→ **Ziele**
**1)** Beantworten Sie anhand des Artikels über die Wasserstadt die folgenden Fragen:
(a) Für wie viele Bewohner entsteht das neue Wohnquartier?
(b) Wie viele Varianten eines Stadtbahnanschlusses hat das Gutachterbüro durchgerechnet?
(c) Wie viele neue Bushaltestellen soll es in der Wasserstadt geben?
**2)** Fassen Sie den Absatz des Artikels über die Wasserstadt, der mit „Der Regiobus der Linie 700“ beginnt, als kurze Liste zusammen, ohne die wesentlichen Fakten wegzulassen.
**3)** Schreiben Sie aus dem Artikel über die Wasserstadt die Passage wörtlich ab, die bei „Keine Stadtbahn: Reicht“ beginnt und bei „das Neubaugebiet aussehen?21.“ endet.

→ **Dokument**
****************************************

Keine Stadtbahn: Reicht eine Buslinie für die Wasserstadt?
Die Region Hannover hält es weiterhin für unwirtschaftlich, eine Bahntrasse zur Wasserstadt zu bauen. Ein Ausbau der Buslinie 700 stößt im Bezirksrat allerdings auf viel Kritik. Wie soll nun das Verkehrskonzept für das Neubaugebiet aussehen?21.
März 2019
Gerade haben die ersten Tiefbauarbeiten im ersten Bauabschnitt begonnen, in den kommenden Jahren entsteht mit der Wasserstadt ein neues Wohnquartier für rund 3500 Bewohner. Auf welchen Wegen kommen diese 3500 Menschen täglich in die Stadt? Jedenfalls nicht mit einer Stadtbahnverlängerung, die bis in die Wasserstadt führt. Diese Option schließt die zuständige Region Hannover weiterhin aus – sehr zum Ärger der Bezirksratspolitiker.
„Es ist uns nicht gelungen, eine wirtschaftliche Lösung für eine Stadtbahnverlängerung zu finden“, sagte Klaus Geschwinder, Teamleiter Verkehrsentwicklung bei der Region. Ein entsprechendes Gutachten aus dem vergangenen Frühjahr stellte dem Bezirksrat Linden-Limmer in der jüngsten Sitzung vor. Zehn Varianten eines Stadtbahnanschlusses hat ein Gutachterbüro durchgerechnet, keins davon erfüllte die Kriterien für die Wirtschaftlichkeit. Ohne Wirtschaftlichkeit, die nach einem bundesweiten Schlüssel errechnet wird, gibt es keine Zuschüsse von Bund und Land – die Projekte wären daher nicht zu finanzieren.
Der Regiobus der Linie 700, der derzeit über die Wunstorfer Straße direkt an der Wasserstadt vorbeifährt, sei ohnehin eine Minute schneller in der Innenstadt als die Bahn, sagte Geschwinder. Daher plant die Region, die Linie zu verstärken und auf den Elektro-Betrieb umzustellen. Außerdem soll es zwei neue Bushaltestellen in der Wasserstadt geben.

****************************************

→ **Erfasste Angaben**
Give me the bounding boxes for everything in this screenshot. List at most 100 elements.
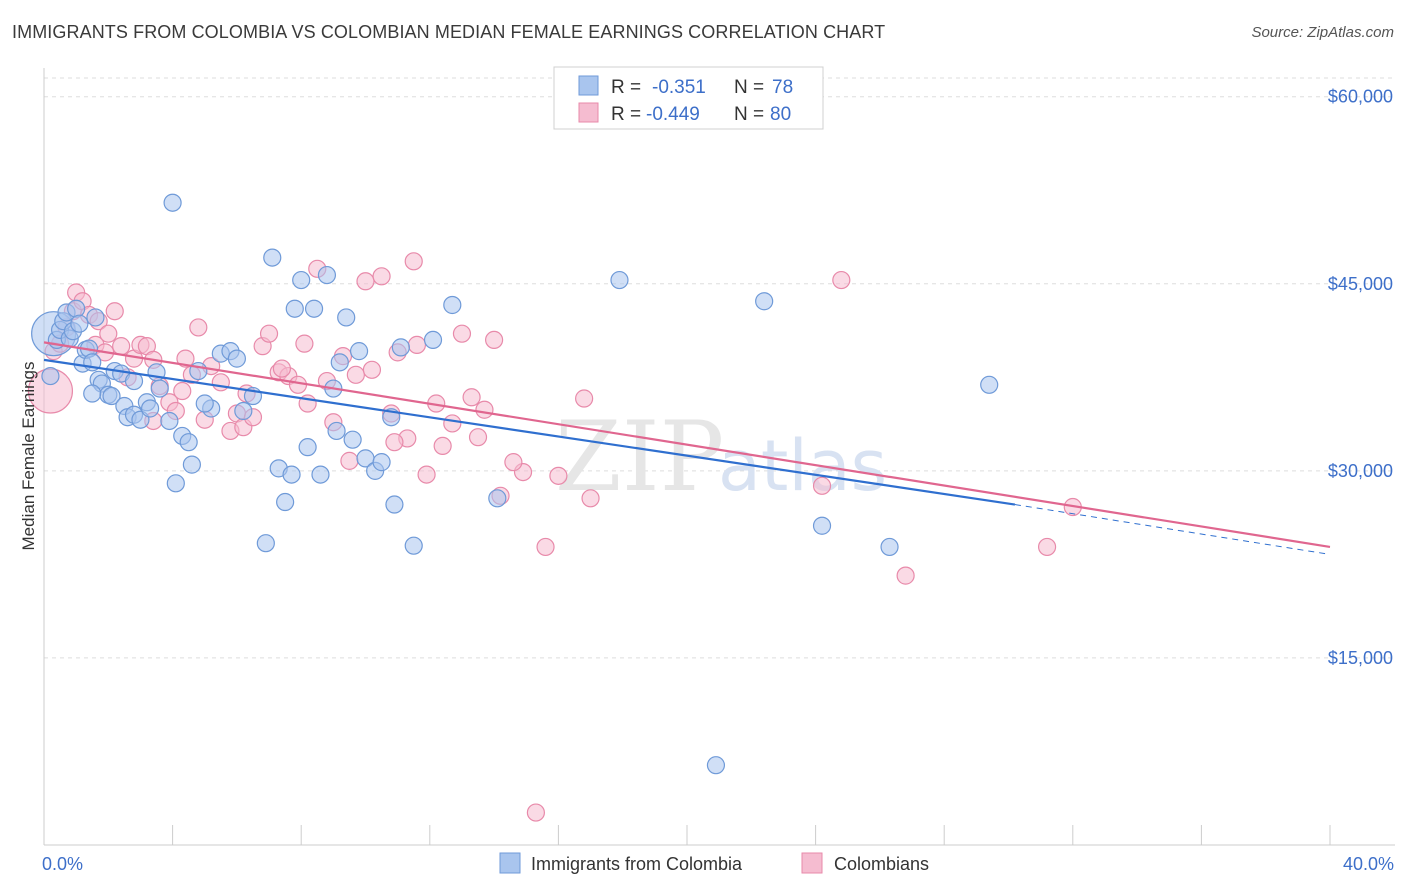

****************************************

→ **Lösungen zur Übung**
**1)**
(a) Für rund 3500 Bewohner.
(b) Zehn Varianten.
(c) Zwei neue Bushaltestellen.

**2)**
- Der Regiobus der Linie 700 fährt derzeit über die Wunstorfer Straße direkt an der Wasserstadt vorbei.
- Laut Geschwinder ist er eine Minute schneller in der Innenstadt als die Bahn.
- Die Region plant, die Linie zu verstärken und auf Elektro-Betrieb umzustellen.
- In der Wasserstadt sollen zwei neue Bushaltestellen entstehen.

**3)**
Keine Stadtbahn: Reicht eine Buslinie für die Wasserstadt?
Die Region Hannover hält es weiterhin für unwirtschaftlich, eine Bahntrasse zur Wasserstadt zu bauen. Ein Ausbau der Buslinie 700 stößt im Bezirksrat allerdings auf viel Kritik. Wie soll nun das Verkehrskonzept für das Neubaugebiet aussehen?21.